* [Requirements]: Reproduce the records. Keep every word exact and include no images.
* Begin Given records *
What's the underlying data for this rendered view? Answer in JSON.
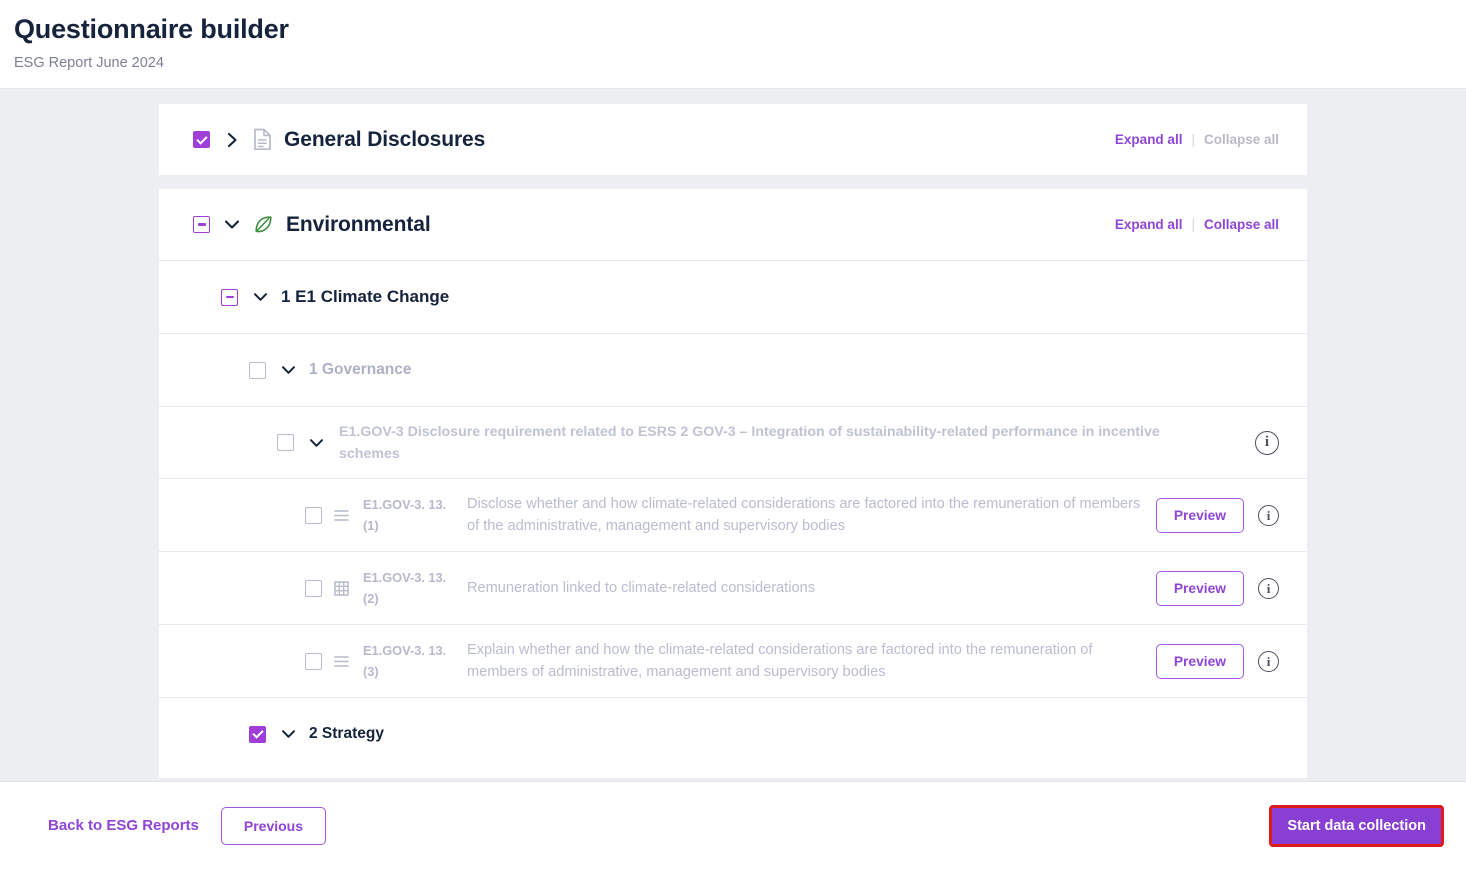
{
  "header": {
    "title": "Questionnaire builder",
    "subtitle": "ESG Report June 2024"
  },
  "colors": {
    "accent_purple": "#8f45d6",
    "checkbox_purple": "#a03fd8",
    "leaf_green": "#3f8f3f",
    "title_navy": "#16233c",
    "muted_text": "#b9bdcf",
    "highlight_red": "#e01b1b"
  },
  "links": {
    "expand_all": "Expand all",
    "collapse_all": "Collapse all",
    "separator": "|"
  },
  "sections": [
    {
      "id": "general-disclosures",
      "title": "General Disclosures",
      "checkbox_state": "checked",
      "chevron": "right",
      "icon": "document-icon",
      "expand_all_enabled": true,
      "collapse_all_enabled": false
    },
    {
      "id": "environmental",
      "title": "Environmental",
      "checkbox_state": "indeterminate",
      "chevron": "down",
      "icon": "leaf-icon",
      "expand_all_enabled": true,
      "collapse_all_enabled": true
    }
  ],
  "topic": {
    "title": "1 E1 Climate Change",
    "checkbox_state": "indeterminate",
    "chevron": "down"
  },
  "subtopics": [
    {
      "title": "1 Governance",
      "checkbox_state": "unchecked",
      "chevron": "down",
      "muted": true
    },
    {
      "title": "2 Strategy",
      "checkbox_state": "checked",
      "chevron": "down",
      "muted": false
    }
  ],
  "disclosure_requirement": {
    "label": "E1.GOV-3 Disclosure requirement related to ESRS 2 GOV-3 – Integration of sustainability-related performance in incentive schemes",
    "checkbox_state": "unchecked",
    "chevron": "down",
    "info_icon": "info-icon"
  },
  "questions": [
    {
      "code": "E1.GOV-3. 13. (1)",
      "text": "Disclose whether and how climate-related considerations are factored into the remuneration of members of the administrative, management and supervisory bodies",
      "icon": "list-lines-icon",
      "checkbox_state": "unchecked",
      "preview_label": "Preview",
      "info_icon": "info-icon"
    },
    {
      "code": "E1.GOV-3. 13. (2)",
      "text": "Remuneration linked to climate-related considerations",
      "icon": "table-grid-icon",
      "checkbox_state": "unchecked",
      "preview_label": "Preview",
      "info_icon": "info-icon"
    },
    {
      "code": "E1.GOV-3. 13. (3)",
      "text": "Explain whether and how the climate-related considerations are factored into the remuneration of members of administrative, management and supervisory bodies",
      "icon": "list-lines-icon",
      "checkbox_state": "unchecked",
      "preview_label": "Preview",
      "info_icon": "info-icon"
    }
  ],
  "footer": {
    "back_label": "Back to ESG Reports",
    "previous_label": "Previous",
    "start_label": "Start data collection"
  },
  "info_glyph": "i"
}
* End Given records *
* [Written solution]:
What's the underlying data for this rendered view? Answer in JSON.
{
  "header": {
    "title": "Questionnaire builder",
    "subtitle": "ESG Report June 2024"
  },
  "colors": {
    "accent_purple": "#8f45d6",
    "checkbox_purple": "#a03fd8",
    "leaf_green": "#3f8f3f",
    "title_navy": "#16233c",
    "muted_text": "#b9bdcf",
    "highlight_red": "#e01b1b"
  },
  "links": {
    "expand_all": "Expand all",
    "collapse_all": "Collapse all",
    "separator": "|"
  },
  "sections": [
    {
      "id": "general-disclosures",
      "title": "General Disclosures",
      "checkbox_state": "checked",
      "chevron": "right",
      "icon": "document-icon",
      "expand_all_enabled": true,
      "collapse_all_enabled": false
    },
    {
      "id": "environmental",
      "title": "Environmental",
      "checkbox_state": "indeterminate",
      "chevron": "down",
      "icon": "leaf-icon",
      "expand_all_enabled": true,
      "collapse_all_enabled": true
    }
  ],
  "topic": {
    "title": "1 E1 Climate Change",
    "checkbox_state": "indeterminate",
    "chevron": "down"
  },
  "subtopics": [
    {
      "title": "1 Governance",
      "checkbox_state": "unchecked",
      "chevron": "down",
      "muted": true
    },
    {
      "title": "2 Strategy",
      "checkbox_state": "checked",
      "chevron": "down",
      "muted": false
    }
  ],
  "disclosure_requirement": {
    "label": "E1.GOV-3 Disclosure requirement related to ESRS 2 GOV-3 – Integration of sustainability-related performance in incentive schemes",
    "checkbox_state": "unchecked",
    "chevron": "down",
    "info_icon": "info-icon"
  },
  "questions": [
    {
      "code": "E1.GOV-3. 13. (1)",
      "text": "Disclose whether and how climate-related considerations are factored into the remuneration of members of the administrative, management and supervisory bodies",
      "icon": "list-lines-icon",
      "checkbox_state": "unchecked",
      "preview_label": "Preview",
      "info_icon": "info-icon"
    },
    {
      "code": "E1.GOV-3. 13. (2)",
      "text": "Remuneration linked to climate-related considerations",
      "icon": "table-grid-icon",
      "checkbox_state": "unchecked",
      "preview_label": "Preview",
      "info_icon": "info-icon"
    },
    {
      "code": "E1.GOV-3. 13. (3)",
      "text": "Explain whether and how the climate-related considerations are factored into the remuneration of members of administrative, management and supervisory bodies",
      "icon": "list-lines-icon",
      "checkbox_state": "unchecked",
      "preview_label": "Preview",
      "info_icon": "info-icon"
    }
  ],
  "footer": {
    "back_label": "Back to ESG Reports",
    "previous_label": "Previous",
    "start_label": "Start data collection"
  },
  "info_glyph": "i"
}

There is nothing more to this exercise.